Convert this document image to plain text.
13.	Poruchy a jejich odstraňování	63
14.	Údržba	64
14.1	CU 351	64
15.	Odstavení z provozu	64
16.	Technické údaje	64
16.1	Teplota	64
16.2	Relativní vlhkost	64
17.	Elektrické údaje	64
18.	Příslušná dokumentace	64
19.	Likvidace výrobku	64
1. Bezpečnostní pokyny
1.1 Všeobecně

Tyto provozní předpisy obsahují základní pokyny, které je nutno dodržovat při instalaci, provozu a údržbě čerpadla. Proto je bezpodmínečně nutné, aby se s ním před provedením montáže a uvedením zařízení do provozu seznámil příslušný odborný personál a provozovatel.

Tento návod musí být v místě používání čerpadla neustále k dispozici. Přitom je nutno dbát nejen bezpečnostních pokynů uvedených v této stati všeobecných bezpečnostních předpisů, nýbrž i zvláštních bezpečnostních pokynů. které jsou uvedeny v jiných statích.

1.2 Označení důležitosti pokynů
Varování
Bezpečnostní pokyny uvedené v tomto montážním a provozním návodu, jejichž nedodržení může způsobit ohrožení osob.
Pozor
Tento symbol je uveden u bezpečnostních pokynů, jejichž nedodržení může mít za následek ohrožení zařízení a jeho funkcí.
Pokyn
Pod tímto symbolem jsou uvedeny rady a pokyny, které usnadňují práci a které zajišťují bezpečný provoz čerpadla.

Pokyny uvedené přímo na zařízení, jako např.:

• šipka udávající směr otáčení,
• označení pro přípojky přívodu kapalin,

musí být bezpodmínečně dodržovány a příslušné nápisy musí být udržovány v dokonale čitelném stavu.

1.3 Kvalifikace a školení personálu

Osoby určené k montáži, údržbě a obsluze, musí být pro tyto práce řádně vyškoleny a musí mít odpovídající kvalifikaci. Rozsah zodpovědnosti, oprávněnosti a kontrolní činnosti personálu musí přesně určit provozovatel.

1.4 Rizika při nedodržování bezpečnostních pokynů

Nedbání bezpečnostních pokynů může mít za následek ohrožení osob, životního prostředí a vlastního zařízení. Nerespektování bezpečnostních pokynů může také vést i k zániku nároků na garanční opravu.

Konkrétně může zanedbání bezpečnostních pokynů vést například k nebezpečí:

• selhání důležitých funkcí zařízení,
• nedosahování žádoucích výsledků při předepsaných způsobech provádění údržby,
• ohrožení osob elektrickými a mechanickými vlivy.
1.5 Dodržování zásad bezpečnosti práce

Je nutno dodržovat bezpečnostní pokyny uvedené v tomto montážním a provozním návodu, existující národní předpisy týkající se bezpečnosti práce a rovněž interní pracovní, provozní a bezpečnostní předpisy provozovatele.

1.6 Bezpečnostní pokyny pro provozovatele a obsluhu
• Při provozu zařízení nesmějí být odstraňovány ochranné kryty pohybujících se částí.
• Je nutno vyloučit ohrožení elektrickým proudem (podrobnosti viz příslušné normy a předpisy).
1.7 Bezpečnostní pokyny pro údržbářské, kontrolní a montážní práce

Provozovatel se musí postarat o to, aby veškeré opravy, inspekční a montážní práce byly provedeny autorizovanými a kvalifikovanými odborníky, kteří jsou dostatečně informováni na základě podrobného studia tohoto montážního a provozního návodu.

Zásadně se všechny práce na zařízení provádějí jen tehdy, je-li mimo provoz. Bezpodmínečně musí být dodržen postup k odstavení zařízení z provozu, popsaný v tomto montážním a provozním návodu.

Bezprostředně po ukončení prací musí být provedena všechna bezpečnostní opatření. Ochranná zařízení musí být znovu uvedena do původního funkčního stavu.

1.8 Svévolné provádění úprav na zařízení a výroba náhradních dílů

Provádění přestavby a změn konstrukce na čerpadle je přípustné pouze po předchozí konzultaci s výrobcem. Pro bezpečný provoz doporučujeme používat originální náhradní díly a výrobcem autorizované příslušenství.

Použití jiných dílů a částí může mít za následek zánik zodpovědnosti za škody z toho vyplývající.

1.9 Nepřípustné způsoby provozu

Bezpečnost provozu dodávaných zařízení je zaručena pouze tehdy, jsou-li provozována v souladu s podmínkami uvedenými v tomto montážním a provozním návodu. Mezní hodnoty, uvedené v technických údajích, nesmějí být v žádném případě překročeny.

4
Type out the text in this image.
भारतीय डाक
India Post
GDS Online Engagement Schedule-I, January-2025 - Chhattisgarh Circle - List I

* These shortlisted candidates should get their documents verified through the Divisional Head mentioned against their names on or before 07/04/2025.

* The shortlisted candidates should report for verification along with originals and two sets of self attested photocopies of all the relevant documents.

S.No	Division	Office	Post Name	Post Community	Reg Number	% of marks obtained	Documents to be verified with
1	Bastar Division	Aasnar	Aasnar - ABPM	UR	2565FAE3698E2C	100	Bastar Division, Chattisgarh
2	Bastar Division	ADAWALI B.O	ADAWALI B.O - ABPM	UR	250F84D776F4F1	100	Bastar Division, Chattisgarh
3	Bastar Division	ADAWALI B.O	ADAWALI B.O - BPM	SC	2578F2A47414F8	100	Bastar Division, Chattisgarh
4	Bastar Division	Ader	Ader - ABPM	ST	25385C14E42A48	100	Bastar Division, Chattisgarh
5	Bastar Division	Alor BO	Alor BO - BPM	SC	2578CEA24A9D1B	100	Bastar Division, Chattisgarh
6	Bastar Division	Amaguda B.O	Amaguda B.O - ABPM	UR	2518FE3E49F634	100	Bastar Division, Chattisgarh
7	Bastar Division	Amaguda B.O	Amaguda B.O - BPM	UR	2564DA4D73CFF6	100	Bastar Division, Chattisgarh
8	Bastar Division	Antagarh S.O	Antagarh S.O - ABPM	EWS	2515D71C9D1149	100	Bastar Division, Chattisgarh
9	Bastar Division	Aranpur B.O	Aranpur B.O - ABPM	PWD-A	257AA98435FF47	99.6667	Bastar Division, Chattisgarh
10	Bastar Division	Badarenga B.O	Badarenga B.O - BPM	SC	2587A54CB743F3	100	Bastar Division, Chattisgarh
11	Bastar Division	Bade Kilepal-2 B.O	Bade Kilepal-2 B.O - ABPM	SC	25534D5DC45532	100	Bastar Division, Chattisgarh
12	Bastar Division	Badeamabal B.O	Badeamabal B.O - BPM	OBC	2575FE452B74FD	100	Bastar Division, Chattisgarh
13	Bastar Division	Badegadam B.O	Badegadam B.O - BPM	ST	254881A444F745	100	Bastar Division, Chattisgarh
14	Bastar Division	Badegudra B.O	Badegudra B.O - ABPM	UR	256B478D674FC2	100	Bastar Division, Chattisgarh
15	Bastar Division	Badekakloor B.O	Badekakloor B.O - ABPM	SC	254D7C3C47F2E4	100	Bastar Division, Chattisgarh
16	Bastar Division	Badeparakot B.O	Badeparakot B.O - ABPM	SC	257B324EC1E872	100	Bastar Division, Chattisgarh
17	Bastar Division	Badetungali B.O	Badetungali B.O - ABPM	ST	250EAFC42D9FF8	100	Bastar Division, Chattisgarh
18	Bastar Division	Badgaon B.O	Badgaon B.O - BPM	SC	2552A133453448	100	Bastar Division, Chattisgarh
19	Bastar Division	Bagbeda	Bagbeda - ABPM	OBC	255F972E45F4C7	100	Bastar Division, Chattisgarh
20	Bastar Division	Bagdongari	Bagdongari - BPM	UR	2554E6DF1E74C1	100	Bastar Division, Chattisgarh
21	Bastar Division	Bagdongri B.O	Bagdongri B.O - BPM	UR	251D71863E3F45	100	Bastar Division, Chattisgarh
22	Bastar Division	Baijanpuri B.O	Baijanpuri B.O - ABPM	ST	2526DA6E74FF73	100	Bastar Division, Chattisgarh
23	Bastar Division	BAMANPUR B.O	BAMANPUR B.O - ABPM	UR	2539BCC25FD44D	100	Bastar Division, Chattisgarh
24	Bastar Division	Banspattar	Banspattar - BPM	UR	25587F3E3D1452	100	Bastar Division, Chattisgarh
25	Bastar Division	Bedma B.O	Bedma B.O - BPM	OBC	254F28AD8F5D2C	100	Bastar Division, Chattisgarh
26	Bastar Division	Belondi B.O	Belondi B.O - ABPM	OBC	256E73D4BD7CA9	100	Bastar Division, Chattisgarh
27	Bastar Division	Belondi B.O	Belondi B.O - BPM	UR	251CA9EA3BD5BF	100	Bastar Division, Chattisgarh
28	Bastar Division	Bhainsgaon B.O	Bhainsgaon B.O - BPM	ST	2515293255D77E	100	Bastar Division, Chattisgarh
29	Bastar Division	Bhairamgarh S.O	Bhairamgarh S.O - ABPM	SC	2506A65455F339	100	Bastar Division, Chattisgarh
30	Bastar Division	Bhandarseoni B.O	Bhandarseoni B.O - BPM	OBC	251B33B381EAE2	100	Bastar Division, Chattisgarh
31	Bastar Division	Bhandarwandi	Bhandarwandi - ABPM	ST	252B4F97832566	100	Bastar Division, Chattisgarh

___

> EXERCISE PROMPT: Determine how many lines above contain "jiných" as a word or string. Give the number alone.

> OUTPUT: 2